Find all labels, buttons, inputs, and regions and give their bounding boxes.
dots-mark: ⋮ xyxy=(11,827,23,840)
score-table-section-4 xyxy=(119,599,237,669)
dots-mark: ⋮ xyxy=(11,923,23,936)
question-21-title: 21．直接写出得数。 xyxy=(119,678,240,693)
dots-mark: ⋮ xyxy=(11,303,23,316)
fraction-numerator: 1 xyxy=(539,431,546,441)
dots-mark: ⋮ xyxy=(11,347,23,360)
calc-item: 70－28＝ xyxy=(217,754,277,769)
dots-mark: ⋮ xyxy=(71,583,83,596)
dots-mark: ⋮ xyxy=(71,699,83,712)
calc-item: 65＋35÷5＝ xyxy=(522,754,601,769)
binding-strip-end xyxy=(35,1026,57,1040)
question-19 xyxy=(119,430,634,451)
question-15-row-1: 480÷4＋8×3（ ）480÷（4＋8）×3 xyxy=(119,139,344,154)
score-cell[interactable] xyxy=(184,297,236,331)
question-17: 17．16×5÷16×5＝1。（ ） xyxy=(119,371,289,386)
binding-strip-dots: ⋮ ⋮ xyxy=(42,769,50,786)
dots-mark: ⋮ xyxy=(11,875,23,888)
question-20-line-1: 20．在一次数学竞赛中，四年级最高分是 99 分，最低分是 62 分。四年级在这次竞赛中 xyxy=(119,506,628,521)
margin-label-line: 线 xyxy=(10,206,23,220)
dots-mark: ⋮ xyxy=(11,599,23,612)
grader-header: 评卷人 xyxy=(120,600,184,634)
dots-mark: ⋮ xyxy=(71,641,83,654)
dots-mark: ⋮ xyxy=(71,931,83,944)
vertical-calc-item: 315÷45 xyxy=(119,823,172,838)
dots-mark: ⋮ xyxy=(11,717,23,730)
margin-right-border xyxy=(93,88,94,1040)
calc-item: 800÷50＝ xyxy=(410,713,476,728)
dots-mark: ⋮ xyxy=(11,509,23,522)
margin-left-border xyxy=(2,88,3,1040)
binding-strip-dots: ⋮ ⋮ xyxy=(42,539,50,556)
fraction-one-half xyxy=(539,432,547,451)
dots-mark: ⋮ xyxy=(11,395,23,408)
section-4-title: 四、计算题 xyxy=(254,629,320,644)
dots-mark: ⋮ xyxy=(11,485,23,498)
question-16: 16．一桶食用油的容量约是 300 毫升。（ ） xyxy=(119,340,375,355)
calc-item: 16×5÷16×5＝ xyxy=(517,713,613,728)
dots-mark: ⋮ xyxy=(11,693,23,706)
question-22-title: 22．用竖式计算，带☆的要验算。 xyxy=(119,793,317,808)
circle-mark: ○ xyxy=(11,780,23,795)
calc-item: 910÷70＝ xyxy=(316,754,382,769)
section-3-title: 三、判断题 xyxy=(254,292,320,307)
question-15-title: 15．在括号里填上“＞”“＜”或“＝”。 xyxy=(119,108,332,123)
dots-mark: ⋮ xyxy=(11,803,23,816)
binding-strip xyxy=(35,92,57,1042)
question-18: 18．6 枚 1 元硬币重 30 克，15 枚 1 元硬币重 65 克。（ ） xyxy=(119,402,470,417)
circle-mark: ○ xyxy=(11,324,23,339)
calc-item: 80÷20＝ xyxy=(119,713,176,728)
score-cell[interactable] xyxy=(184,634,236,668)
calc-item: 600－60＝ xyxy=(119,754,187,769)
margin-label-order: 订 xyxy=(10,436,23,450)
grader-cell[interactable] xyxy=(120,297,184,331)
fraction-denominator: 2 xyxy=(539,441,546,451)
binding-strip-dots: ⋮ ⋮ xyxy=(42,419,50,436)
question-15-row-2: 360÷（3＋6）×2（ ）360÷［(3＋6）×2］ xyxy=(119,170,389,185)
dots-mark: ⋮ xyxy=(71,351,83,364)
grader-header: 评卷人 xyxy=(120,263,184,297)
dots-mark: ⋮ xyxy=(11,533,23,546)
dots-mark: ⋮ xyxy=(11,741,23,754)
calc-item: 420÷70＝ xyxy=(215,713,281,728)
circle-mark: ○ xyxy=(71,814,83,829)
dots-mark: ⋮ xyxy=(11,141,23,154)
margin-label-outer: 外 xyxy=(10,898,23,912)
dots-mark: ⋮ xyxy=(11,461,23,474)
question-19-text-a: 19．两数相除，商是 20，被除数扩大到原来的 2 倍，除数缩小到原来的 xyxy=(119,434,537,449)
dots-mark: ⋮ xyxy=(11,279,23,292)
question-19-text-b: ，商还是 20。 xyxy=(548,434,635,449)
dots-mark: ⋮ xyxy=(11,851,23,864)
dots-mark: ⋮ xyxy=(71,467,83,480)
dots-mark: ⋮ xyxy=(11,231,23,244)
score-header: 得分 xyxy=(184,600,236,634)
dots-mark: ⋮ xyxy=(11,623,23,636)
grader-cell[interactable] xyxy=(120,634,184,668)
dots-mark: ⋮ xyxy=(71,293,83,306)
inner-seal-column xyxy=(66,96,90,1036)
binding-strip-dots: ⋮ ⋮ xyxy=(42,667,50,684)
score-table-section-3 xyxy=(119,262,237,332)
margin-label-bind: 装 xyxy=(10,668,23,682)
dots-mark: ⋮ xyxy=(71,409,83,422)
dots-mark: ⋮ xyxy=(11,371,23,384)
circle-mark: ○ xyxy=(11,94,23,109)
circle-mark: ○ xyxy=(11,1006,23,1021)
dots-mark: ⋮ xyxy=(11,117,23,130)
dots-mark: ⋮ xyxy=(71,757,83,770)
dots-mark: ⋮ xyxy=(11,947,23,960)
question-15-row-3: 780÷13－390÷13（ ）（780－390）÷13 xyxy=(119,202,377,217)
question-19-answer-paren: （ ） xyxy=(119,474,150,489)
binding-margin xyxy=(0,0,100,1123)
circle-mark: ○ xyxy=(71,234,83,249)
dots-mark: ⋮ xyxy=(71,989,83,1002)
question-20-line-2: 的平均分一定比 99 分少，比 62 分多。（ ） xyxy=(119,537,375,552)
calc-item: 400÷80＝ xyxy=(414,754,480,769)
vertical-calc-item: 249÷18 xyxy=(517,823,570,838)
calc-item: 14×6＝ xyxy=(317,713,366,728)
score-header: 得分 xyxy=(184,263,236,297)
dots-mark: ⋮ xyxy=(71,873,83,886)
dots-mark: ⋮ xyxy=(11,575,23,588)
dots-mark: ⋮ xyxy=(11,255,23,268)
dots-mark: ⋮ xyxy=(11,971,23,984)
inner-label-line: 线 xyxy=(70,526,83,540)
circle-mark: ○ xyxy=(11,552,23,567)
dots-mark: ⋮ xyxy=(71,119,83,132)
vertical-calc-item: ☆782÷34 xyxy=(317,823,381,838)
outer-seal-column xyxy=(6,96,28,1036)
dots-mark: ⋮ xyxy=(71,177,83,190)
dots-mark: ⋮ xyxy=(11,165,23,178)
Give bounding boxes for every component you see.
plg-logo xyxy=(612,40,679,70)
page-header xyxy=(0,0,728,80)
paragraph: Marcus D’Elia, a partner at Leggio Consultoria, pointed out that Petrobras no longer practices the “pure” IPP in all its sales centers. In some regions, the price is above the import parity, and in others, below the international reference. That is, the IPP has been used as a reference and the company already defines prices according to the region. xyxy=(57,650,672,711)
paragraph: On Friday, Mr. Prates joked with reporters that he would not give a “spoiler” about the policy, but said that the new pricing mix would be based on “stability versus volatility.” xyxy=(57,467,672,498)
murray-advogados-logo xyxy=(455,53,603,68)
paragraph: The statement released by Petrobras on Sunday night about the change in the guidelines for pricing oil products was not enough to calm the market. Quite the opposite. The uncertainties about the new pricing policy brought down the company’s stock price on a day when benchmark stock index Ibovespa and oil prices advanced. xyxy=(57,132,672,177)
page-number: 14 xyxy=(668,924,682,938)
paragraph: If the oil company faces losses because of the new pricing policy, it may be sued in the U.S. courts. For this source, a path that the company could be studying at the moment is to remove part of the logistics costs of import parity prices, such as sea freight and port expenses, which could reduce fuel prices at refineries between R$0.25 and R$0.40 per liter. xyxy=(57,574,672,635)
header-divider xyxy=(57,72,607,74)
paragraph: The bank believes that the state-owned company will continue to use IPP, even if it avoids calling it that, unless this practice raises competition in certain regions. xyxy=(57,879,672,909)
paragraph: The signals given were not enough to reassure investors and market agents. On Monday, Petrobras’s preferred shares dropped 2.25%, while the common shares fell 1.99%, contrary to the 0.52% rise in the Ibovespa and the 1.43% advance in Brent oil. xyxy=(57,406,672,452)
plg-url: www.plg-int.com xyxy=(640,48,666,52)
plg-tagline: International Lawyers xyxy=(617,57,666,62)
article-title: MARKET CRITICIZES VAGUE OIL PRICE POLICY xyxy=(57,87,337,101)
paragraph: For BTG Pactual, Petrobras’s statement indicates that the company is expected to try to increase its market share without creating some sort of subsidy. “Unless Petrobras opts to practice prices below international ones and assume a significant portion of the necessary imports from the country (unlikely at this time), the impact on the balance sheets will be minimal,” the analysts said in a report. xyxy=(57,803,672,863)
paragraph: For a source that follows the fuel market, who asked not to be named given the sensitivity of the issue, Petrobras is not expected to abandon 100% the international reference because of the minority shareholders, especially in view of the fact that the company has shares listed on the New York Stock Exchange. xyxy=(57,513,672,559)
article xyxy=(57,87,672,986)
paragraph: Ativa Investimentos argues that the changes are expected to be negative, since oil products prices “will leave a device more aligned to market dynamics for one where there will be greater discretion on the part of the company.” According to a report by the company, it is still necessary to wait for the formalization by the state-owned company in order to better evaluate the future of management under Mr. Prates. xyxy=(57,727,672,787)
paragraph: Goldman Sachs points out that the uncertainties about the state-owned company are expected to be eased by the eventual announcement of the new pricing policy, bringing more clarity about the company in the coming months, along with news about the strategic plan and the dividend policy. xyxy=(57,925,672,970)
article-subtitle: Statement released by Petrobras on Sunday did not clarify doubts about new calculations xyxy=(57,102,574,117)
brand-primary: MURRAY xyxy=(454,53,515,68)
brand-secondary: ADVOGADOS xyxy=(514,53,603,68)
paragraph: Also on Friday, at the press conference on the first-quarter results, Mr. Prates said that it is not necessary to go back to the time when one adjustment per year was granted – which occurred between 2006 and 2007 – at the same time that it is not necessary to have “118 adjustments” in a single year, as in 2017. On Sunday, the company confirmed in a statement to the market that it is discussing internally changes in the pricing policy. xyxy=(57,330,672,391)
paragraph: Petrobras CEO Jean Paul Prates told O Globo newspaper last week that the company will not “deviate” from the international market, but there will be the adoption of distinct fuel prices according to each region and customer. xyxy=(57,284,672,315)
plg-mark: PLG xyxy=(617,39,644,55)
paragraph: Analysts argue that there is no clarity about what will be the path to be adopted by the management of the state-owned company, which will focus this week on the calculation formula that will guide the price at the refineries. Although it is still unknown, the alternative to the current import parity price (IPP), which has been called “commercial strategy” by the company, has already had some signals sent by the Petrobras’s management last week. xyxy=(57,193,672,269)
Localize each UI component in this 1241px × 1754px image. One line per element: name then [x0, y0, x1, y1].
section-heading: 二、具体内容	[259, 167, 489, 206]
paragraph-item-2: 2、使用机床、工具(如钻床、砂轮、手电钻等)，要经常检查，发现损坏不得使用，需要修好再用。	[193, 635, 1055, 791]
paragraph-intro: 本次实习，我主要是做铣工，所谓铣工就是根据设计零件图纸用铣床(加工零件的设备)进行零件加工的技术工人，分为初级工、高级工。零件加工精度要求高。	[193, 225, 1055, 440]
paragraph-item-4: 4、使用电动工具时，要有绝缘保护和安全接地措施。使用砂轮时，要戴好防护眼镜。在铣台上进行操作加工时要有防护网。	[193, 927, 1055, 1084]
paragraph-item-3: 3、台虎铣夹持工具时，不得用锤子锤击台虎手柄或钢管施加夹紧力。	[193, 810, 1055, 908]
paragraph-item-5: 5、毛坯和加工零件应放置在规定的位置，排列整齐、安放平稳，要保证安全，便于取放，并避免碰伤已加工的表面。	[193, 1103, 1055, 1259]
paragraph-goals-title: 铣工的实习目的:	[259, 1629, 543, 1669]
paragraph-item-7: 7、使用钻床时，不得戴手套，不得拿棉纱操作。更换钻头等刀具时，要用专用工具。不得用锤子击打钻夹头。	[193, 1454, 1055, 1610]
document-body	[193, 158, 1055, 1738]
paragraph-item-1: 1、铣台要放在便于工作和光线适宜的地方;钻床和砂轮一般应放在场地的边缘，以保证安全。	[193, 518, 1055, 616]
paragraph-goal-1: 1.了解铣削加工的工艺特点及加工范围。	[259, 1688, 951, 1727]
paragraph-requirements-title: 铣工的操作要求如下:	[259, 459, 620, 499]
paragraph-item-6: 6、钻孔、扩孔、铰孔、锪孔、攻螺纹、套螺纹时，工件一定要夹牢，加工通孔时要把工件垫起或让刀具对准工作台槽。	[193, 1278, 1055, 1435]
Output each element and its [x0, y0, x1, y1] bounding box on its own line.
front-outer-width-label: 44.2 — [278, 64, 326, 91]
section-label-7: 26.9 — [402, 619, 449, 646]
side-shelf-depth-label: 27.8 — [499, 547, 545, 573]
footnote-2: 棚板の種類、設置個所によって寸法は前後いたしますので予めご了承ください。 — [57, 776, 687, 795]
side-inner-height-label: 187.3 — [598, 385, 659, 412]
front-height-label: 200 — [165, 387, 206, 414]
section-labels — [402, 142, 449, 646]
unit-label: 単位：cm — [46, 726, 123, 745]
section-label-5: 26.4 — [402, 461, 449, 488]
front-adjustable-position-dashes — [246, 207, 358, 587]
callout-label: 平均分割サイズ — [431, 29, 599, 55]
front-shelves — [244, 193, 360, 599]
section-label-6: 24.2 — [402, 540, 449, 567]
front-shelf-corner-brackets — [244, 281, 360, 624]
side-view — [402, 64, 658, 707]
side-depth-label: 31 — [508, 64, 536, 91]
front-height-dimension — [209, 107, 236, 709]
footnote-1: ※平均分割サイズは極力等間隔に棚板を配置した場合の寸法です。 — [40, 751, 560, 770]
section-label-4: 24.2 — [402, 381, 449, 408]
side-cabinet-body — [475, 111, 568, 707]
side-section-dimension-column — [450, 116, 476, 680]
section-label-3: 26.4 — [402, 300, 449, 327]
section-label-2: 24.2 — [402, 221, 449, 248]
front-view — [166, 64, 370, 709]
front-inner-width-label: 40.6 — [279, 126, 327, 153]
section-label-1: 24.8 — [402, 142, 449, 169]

Request: Render as a numbered list every line from the start of the records through the line containing "dots-mark: ⋮ xyxy=(11,875,23,888)", with both ends included and blank lines omitted.

Solution:
1. Find all labels, buttons, inputs, and regions and give their bounding boxes.
2. dots-mark: ⋮ xyxy=(11,827,23,840)
3. score-table-section-4 xyxy=(119,599,237,669)
4. dots-mark: ⋮ xyxy=(11,923,23,936)
5. question-21-title: 21．直接写出得数。 xyxy=(119,678,240,693)
6. dots-mark: ⋮ xyxy=(11,303,23,316)
7. fraction-numerator: 1 xyxy=(539,431,546,441)
8. dots-mark: ⋮ xyxy=(11,347,23,360)
9. calc-item: 70－28＝ xyxy=(217,754,277,769)
10. dots-mark: ⋮ xyxy=(71,583,83,596)
11. dots-mark: ⋮ xyxy=(71,699,83,712)
12. calc-item: 65＋35÷5＝ xyxy=(522,754,601,769)
13. binding-strip-end xyxy=(35,1026,57,1040)
14. question-19 xyxy=(119,430,634,451)
15. question-15-row-1: 480÷4＋8×3（ ）480÷（4＋8）×3 xyxy=(119,139,344,154)
16. score-cell[interactable] xyxy=(184,297,236,331)
17. question-17: 17．16×5÷16×5＝1。（ ） xyxy=(119,371,289,386)
18. binding-strip-dots: ⋮ ⋮ xyxy=(42,769,50,786)
19. dots-mark: ⋮ xyxy=(11,875,23,888)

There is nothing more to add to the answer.